Dataset items:
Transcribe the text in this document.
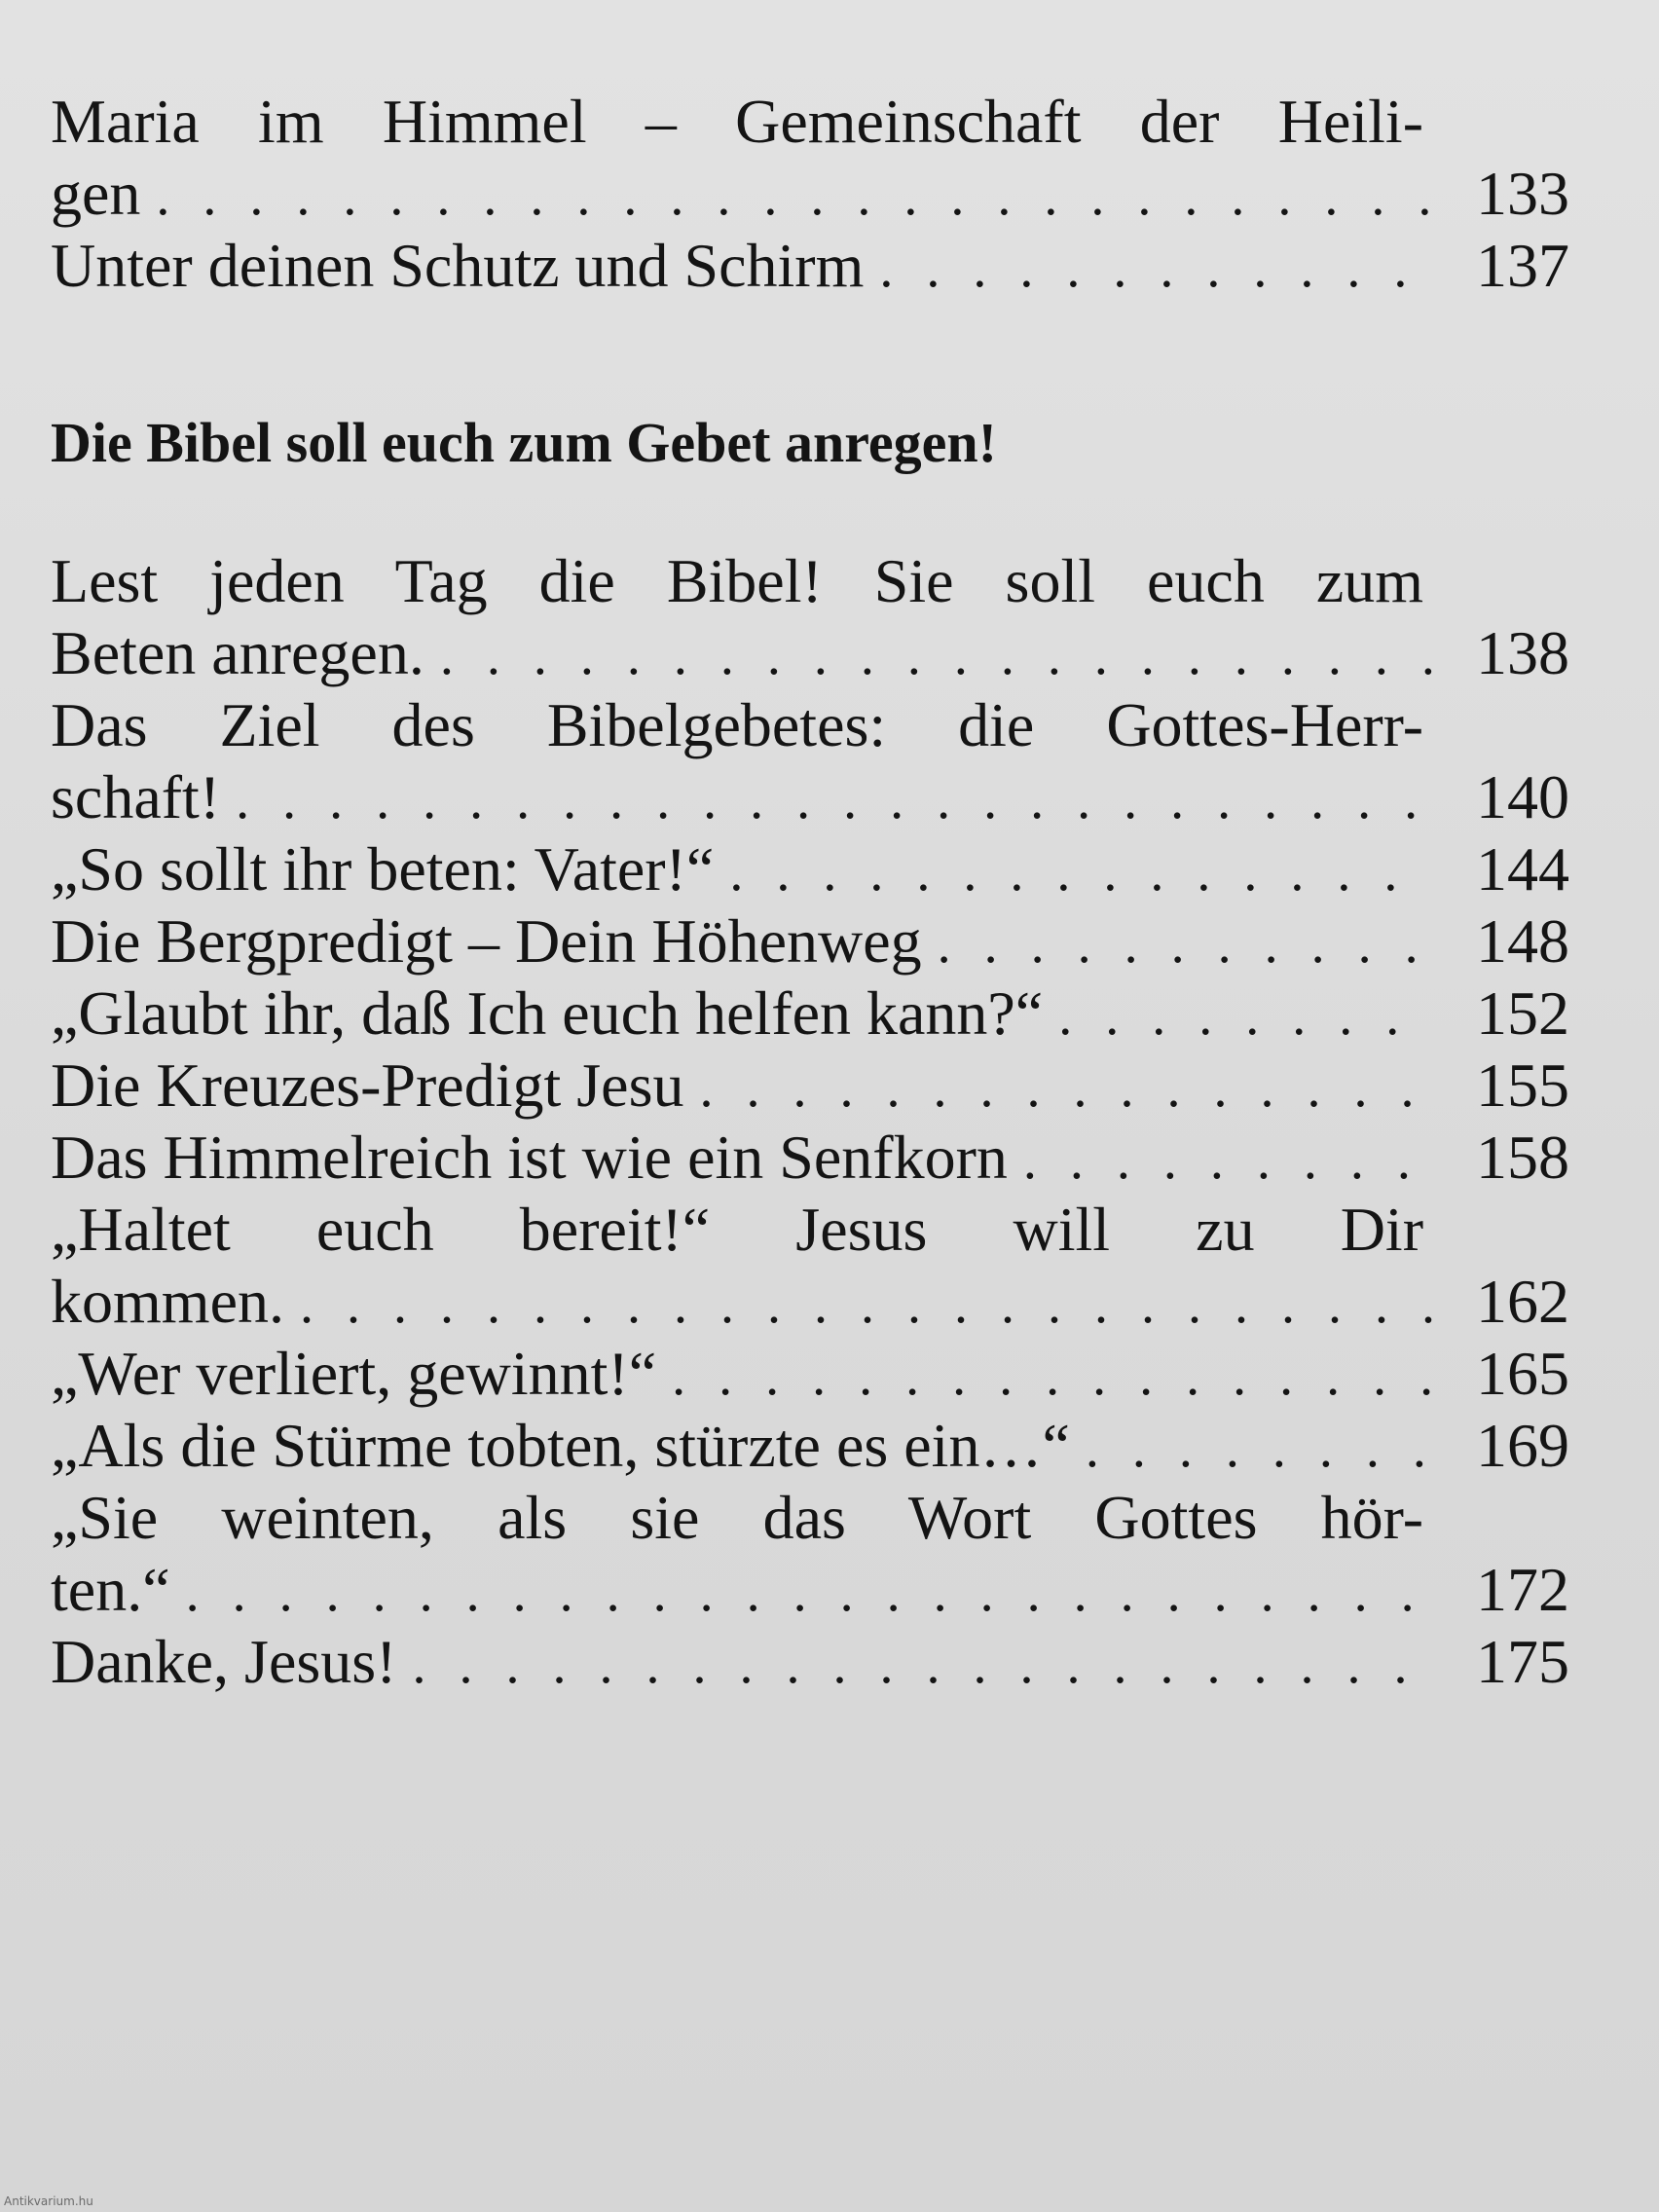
Maria im Himmel – Gemeinschaft der Heili-
gen . . .	133
Unter deinen Schutz und Schirm . . .	137
Die Bibel soll euch zum Gebet anregen!
Lest jeden Tag die Bibel! Sie soll euch zum
Beten anregen. . . .	138
Das Ziel des Bibelgebetes: die Gottes-Herr-
schaft! . . .	140
„So sollt ihr beten: Vater!“ . . .	144
Die Bergpredigt – Dein Höhenweg . . .	148
„Glaubt ihr, daß Ich euch helfen kann?“ . . .	152
Die Kreuzes-Predigt Jesu . . .	155
Das Himmelreich ist wie ein Senfkorn . . .	158
„Haltet euch bereit!“ Jesus will zu Dir
kommen. . . .	162
„Wer verliert, gewinnt!“ . . .	165
„Als die Stürme tobten, stürzte es ein…“ . . .	169
„Sie weinten, als sie das Wort Gottes hör-
ten.“ . . .	172
Danke, Jesus! . . .	175
Antikvarium.hu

AIM OF THE TASK: Look through the material and copy each line that has "euch".

ANSWER TO THIS TASK:
Die Bibel soll euch zum Gebet anregen!
Lest jeden Tag die Bibel! Sie soll euch zum
„Glaubt ihr, daß Ich euch helfen kann?“ . . .	152
„Haltet euch bereit!“ Jesus will zu Dir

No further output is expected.